- What is asked: Pick out the lines containing "神奈川県横浜市港北区綱島西二丁目".

- Available data:

↓

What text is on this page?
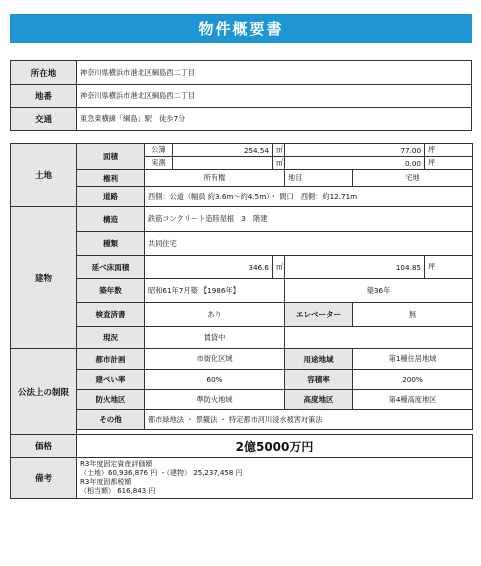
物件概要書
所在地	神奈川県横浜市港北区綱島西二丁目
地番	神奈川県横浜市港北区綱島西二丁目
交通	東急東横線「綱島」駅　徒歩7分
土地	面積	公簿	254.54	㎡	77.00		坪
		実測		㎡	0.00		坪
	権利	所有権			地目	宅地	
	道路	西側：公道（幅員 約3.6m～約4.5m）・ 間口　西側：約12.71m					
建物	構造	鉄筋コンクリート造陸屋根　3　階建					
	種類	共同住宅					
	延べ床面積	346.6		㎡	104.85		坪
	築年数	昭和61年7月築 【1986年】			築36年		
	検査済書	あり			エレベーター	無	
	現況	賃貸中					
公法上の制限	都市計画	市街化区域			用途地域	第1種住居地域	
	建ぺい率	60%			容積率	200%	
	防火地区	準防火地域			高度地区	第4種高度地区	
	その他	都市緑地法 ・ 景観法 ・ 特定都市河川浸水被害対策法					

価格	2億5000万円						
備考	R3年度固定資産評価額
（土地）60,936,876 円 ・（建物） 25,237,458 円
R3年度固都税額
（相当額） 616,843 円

↑
↓

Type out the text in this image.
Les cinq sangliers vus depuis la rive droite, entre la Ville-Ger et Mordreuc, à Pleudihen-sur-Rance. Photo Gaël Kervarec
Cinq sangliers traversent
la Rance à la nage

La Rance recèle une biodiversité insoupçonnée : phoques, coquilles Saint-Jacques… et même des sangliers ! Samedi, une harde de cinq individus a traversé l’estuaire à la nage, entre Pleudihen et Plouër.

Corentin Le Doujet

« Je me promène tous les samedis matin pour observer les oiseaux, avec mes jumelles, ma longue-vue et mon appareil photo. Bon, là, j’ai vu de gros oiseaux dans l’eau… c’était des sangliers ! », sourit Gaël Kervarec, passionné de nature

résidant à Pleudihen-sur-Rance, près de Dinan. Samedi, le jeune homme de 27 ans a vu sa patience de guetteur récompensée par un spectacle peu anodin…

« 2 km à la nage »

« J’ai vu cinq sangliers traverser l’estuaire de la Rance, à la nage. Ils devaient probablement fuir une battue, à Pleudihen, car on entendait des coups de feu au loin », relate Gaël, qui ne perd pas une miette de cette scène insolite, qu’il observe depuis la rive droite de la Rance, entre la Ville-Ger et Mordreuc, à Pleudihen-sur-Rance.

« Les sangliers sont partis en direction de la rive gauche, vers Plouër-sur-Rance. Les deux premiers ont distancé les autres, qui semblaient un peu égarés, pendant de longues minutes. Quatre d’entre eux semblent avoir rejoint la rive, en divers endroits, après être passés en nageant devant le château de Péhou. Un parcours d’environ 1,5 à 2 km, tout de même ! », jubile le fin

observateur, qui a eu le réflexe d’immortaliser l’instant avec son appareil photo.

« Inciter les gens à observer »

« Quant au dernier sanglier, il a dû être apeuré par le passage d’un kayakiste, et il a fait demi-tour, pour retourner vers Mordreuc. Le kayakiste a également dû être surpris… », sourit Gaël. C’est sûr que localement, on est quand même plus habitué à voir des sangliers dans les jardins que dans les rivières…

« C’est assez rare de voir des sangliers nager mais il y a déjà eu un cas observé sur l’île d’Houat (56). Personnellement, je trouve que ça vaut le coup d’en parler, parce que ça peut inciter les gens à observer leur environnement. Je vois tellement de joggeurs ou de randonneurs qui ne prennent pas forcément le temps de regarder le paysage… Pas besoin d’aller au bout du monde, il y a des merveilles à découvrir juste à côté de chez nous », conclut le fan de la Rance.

↑

- Response to the task:
所在地	神奈川県横浜市港北区綱島西二丁目
地番	神奈川県横浜市港北区綱島西二丁目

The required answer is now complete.